Archive for January, 2010

Goals for 2010: Music

Sunday, January 24th, 2010

This is the last of my posts about my 2010 goals. I’m hoping my friends will help encourage me and hold me accountable.

Area Three: Music
I what now seems like another life, I was a professional musician. It was without question the hardest, most time-consuming, and lowest-paying job I ever had, and I had a love-hate relationship with it. I loved the music, and hated the profession. I don’t care it I never working in that business again, but over the past few years, I have not been spending much time on my music, and thats not good.

In fact, that gap between my abilities then and now is so large it can get really frustrating when I start up again. So some simple, modest goals that I’ll enjoy.

By the End of 2010 I will:

  • Learn at least 60 popular songs
  • Sing on stage at least twice
  • Agree to go to karaoke when my friends ask
  • Practice until I can recognize all chords and intervals again

People Who Aren’t People

Saturday, January 23rd, 2010

This probably won’t be that big of an issue in the news because the networks won’t be able to put a red-blue spin on it. It’s bad for American democracy as a whole.

The legal fiction of corporate personhood keeps getting stretched farther and farther. Yesterday the Supreme Court overturned several precedents and ruled part of the 2002 campaign finance reform law to be unconstitutional saying that corporations have the same free speech rights as actual people, and as such the government can not place any restrictions on corporations and labor unions spending money from of their general funds to support of specific candidates.

Companies are not people. They can’t be found guilty of a crime, have no emotions or social connections and don’t fear punishment or ostracism. That’s not criticism of companies. It’s just a fact. They are not people and should not be treated as such.

Corporations have neither bodies to be punished, nor souls to be condemned; they therefore do as they like.
— Edward Thurlow

Goals for 2010: Japanese

Monday, January 18th, 2010

I’m continuing to post about my 2010 goals hoping my friends will help encourage and hold me accountable.

> [Data to examine]

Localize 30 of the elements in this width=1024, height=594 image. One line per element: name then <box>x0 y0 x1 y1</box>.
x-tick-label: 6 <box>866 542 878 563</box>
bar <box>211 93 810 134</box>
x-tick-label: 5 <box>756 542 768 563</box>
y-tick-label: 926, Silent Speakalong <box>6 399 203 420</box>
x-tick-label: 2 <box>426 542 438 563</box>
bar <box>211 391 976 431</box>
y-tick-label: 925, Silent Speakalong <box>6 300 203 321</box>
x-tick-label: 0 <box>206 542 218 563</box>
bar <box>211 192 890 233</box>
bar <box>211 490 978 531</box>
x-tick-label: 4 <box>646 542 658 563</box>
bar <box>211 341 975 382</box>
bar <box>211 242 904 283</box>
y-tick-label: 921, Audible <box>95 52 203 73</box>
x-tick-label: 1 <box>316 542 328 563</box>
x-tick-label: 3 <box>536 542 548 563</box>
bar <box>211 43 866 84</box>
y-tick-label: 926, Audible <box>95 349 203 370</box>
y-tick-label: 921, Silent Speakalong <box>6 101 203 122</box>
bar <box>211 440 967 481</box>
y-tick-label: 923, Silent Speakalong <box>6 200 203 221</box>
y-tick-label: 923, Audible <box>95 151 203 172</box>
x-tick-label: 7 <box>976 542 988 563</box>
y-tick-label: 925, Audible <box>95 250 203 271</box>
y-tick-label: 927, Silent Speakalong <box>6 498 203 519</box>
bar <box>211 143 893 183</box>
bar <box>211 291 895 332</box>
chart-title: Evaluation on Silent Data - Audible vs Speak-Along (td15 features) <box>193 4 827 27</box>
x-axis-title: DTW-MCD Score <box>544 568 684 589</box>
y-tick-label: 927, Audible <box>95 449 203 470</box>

> [Brief 1] In the blog archive, how many popular songs does the writer plan to learn by the end of 2010?
> [Brief 2] Transcribe the blog archive from "Area Three: Music" to "thats not good.".
The items have nothing to do with the blog archive.

> [Written reply 1] At least 60.

> [Written reply 2]
Area Three: Music
I what now seems like another life, I was a professional musician. It was without question the hardest, most time-consuming, and lowest-paying job I ever had, and I had a love-hate relationship with it. I loved the music, and hated the profession. I don’t care it I never working in that business again, but over the past few years, I have not been spending much time on my music, and thats not good.